» GOAL OF THE EXERCISE:
Find and copy every line in the records that includes the string "this".

═══ DATA SHOWN ═══

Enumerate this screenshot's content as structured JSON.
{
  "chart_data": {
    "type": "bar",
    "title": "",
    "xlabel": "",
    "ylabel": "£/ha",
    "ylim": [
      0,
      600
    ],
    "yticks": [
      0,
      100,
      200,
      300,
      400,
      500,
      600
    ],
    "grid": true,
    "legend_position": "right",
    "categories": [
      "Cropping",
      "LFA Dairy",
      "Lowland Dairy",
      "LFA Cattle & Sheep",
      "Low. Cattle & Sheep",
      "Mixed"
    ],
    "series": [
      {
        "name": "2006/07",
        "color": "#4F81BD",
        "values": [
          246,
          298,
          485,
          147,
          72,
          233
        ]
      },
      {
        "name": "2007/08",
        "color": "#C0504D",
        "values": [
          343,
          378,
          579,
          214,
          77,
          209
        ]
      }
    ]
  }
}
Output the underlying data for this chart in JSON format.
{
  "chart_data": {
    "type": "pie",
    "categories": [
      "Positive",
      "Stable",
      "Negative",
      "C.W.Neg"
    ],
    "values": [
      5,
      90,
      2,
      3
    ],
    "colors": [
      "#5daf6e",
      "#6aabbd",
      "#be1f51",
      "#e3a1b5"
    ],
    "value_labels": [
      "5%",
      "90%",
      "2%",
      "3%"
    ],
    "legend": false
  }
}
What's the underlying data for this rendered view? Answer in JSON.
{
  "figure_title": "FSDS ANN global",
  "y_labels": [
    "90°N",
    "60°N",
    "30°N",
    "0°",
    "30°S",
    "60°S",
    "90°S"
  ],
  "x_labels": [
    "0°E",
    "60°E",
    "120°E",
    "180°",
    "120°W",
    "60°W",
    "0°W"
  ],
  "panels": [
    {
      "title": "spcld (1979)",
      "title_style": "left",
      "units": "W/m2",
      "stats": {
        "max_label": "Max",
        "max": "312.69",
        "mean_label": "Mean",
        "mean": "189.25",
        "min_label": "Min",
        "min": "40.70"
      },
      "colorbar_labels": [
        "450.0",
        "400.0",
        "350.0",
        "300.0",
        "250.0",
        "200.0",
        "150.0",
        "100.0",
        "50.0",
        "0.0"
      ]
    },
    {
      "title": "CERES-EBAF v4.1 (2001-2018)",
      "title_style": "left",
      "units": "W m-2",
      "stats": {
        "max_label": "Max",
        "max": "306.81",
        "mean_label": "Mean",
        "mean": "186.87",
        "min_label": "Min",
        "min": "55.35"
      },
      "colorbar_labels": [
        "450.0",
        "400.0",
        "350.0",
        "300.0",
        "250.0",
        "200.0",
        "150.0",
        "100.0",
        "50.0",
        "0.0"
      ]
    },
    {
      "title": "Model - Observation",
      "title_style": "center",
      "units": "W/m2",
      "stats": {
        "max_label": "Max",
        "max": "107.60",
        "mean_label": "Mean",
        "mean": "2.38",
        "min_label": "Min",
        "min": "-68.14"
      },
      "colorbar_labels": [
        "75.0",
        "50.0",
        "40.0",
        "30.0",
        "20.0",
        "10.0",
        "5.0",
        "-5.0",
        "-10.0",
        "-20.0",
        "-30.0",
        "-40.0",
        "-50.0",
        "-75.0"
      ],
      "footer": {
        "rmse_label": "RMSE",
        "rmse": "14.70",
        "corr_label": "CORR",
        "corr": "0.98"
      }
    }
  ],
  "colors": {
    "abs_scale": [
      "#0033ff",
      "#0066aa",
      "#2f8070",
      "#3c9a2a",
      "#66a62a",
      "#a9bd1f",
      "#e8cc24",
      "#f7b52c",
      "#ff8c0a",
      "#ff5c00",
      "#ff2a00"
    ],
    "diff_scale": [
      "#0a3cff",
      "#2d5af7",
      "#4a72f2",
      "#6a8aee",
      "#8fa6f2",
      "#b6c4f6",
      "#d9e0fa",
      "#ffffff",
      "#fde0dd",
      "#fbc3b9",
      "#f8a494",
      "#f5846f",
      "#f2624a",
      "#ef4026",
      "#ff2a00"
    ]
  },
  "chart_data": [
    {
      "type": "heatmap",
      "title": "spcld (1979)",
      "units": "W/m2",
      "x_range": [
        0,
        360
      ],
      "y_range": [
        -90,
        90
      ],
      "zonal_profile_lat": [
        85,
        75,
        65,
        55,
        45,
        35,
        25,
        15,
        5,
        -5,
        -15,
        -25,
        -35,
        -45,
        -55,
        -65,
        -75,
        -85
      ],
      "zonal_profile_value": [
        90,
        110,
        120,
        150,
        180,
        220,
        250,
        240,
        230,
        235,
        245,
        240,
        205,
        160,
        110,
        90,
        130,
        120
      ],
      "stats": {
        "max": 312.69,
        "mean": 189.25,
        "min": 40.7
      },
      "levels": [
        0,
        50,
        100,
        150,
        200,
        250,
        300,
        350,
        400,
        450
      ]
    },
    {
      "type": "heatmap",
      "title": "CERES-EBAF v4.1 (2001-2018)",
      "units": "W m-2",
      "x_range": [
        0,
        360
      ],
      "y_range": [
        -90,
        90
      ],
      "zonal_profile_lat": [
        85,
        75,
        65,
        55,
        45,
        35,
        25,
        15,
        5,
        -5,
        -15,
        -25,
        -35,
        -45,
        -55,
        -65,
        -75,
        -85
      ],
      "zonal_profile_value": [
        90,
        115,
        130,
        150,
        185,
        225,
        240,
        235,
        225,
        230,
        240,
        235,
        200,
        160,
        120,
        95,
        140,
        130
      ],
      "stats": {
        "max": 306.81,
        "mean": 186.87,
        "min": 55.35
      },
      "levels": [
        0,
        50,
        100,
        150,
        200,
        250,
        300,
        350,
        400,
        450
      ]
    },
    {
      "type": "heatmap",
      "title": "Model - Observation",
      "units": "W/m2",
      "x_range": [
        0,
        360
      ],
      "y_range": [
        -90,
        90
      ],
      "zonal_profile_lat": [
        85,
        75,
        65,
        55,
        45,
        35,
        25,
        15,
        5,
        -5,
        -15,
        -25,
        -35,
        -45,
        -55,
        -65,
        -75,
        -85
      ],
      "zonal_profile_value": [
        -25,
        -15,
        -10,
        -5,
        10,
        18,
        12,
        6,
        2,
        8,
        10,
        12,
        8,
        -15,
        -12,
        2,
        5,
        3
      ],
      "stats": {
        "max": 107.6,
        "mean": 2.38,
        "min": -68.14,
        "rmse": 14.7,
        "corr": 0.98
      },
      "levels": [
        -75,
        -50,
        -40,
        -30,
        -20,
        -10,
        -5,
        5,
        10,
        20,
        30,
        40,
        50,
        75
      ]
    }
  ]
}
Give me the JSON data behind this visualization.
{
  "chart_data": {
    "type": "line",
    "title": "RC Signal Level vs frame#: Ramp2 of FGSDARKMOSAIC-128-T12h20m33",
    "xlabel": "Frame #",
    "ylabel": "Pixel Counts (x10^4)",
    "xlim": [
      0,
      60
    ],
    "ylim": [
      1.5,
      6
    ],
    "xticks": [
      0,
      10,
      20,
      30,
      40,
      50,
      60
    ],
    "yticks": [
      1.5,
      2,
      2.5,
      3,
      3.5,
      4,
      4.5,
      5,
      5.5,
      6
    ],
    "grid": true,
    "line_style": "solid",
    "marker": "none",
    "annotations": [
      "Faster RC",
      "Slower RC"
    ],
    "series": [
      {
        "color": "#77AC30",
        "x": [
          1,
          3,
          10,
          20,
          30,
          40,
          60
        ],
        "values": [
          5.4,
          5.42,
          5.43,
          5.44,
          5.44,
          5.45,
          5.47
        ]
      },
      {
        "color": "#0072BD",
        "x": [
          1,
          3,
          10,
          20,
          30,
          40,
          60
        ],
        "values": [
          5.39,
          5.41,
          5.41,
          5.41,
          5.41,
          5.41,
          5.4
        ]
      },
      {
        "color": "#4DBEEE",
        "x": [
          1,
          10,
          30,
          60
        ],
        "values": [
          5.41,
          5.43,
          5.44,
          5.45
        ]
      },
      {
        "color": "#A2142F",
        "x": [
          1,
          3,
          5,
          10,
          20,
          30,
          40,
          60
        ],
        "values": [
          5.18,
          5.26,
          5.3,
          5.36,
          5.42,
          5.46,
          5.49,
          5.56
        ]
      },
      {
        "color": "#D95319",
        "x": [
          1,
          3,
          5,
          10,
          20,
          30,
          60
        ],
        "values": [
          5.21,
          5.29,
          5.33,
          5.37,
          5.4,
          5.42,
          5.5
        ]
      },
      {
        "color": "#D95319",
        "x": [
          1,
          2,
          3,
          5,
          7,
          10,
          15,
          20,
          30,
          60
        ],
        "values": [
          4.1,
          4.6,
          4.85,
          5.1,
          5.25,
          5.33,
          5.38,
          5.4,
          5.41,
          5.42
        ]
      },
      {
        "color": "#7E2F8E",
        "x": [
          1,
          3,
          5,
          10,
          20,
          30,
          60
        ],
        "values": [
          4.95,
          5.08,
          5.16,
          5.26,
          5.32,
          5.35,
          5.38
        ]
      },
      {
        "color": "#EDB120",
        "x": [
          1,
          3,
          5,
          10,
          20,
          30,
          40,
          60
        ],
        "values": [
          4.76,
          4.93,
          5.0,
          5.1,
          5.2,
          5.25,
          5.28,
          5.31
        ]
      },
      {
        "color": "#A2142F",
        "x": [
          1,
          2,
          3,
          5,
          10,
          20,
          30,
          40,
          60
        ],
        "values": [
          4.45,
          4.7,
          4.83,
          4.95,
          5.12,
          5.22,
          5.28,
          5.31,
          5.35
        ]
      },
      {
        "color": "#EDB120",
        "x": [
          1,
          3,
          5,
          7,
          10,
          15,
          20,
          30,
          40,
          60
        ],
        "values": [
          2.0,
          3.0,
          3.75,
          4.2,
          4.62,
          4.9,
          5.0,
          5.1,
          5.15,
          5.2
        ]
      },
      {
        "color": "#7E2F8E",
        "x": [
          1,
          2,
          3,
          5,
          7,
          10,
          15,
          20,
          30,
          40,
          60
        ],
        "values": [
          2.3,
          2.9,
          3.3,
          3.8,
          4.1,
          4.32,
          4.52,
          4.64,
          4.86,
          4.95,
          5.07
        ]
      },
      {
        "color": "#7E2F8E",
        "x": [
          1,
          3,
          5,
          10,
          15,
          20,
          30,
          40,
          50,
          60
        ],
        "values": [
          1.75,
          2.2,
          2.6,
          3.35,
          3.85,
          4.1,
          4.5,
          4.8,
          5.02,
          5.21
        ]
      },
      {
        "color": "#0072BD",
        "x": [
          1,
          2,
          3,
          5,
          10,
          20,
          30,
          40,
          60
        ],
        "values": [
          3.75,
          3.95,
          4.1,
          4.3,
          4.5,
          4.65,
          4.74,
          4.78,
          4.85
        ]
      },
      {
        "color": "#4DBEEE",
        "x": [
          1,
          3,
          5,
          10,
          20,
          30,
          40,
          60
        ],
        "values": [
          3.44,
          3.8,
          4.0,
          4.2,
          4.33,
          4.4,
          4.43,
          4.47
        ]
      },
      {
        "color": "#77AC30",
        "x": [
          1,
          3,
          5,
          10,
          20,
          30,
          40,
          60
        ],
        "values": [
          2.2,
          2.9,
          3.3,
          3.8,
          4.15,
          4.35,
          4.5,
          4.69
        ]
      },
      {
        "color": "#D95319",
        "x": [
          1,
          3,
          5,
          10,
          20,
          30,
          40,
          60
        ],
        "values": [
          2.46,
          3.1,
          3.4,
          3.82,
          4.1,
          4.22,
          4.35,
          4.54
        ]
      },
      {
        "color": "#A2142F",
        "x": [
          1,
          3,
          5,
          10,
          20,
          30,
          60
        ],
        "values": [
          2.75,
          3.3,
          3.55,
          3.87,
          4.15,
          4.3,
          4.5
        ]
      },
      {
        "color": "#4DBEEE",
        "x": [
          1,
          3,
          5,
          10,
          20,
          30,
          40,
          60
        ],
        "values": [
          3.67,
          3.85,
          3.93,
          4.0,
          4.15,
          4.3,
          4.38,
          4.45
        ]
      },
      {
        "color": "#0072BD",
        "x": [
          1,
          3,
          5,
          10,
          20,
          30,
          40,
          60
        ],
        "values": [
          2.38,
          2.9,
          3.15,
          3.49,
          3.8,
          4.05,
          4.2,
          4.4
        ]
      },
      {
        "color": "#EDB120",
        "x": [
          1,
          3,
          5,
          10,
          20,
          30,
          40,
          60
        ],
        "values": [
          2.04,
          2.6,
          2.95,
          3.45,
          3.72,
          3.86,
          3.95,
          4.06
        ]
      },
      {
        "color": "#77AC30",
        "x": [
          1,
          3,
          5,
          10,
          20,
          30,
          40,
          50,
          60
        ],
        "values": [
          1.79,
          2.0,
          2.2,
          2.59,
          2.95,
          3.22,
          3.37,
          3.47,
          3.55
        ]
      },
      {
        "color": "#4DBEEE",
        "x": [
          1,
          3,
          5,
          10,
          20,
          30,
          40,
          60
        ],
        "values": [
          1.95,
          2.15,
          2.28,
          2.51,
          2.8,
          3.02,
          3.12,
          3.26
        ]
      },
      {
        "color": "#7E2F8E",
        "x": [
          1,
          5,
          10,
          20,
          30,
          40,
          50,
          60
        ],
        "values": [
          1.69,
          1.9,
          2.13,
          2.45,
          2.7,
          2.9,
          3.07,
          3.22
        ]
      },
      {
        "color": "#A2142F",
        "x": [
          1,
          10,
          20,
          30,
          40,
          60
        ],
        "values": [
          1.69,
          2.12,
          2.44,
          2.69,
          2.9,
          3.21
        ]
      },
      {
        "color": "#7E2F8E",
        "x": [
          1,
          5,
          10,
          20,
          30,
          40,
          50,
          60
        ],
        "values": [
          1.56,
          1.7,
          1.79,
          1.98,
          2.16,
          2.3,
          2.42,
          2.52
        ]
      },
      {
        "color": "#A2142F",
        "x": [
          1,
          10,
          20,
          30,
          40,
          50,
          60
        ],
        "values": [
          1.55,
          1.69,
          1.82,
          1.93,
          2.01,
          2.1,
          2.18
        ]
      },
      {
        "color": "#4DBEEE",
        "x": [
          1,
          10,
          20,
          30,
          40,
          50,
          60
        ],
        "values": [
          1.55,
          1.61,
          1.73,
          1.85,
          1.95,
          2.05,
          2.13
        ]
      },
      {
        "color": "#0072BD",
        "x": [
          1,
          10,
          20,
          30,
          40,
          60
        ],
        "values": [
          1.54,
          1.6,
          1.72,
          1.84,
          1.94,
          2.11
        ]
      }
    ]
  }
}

═══

» OUTPUT OF THE TASK:
Enumerate this screenshot's content as structured JSON.
Output the underlying data for this chart in JSON format.
What's the underlying data for this rendered view? Answer in JSON.
Give me the JSON data behind this visualization.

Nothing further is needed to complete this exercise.